# [PROBLEM STATEMENT]
Check each line of the listing for the word "xlabel" and report how many lines contain it, giving nothing but the number.

*** PROVIDED DATA

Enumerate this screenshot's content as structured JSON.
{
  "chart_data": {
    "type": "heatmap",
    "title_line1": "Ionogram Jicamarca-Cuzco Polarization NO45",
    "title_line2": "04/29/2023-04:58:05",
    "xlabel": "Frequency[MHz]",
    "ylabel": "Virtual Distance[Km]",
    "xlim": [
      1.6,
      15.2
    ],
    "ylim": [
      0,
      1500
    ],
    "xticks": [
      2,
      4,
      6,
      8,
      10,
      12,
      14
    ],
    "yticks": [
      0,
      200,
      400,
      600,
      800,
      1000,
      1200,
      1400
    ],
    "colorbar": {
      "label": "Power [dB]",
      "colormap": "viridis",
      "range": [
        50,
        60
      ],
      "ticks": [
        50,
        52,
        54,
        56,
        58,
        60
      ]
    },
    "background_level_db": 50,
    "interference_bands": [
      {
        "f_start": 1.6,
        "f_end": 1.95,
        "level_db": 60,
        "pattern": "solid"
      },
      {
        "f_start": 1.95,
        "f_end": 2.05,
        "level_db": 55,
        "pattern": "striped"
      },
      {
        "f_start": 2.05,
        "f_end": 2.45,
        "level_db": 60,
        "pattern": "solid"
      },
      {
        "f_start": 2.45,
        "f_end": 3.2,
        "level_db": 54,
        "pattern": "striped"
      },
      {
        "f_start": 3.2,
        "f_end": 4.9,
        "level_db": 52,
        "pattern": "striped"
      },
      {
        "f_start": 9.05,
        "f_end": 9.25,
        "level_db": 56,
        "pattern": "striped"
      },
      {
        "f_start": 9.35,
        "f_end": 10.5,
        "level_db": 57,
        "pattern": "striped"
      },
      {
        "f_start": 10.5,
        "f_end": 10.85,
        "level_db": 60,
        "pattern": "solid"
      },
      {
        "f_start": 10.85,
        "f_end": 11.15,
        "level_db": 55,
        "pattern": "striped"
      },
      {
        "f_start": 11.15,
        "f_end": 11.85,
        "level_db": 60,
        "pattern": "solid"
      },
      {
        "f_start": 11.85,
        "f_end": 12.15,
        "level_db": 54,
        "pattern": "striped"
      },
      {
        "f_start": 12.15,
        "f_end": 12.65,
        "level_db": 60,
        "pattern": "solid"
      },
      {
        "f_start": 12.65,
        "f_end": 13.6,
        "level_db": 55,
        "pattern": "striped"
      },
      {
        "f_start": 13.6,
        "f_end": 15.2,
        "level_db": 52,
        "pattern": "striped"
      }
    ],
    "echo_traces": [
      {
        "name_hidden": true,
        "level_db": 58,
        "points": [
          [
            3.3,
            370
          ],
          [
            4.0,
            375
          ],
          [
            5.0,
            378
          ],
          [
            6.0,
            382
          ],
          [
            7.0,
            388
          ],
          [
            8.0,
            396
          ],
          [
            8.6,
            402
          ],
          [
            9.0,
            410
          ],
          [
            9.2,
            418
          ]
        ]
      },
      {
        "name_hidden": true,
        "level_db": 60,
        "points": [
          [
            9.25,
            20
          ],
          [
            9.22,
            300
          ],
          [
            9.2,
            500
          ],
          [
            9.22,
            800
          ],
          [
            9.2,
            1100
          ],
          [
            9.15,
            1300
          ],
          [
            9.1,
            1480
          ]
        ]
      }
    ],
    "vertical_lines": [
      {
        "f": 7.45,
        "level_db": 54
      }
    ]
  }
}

******
*** PROVIDED DATA

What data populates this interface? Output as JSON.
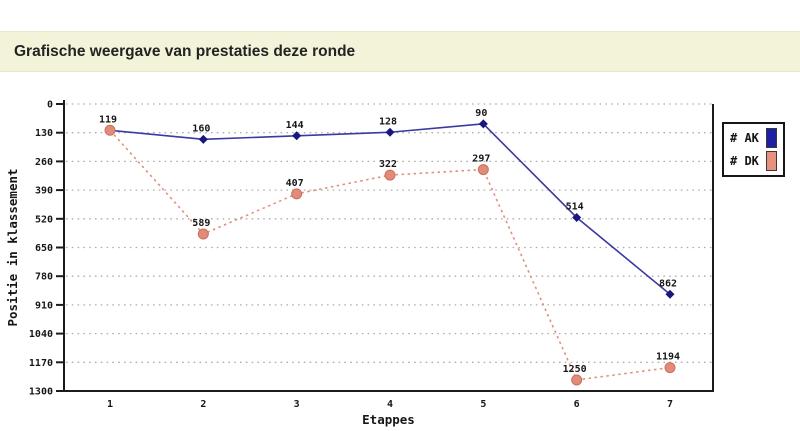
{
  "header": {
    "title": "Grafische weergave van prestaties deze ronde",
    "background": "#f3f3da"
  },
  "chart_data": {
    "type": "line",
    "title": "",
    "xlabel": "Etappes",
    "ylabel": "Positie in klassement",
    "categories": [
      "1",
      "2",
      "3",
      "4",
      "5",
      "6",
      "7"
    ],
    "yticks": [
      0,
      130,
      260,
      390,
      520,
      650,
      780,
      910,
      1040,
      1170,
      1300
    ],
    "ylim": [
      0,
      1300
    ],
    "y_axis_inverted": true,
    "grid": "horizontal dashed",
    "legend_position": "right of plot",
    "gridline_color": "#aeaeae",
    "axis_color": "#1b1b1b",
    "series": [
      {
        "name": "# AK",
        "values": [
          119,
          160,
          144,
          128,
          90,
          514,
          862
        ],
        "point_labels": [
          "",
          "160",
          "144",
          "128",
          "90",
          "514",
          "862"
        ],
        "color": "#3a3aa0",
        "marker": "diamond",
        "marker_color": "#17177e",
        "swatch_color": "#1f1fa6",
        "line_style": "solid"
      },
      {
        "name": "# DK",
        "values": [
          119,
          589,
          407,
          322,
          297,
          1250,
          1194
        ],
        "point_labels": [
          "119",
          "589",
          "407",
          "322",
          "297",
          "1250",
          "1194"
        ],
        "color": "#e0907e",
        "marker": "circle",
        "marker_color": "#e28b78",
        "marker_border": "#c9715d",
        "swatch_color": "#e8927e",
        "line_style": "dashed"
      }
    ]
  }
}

******

# [FINAL ANSWER]
2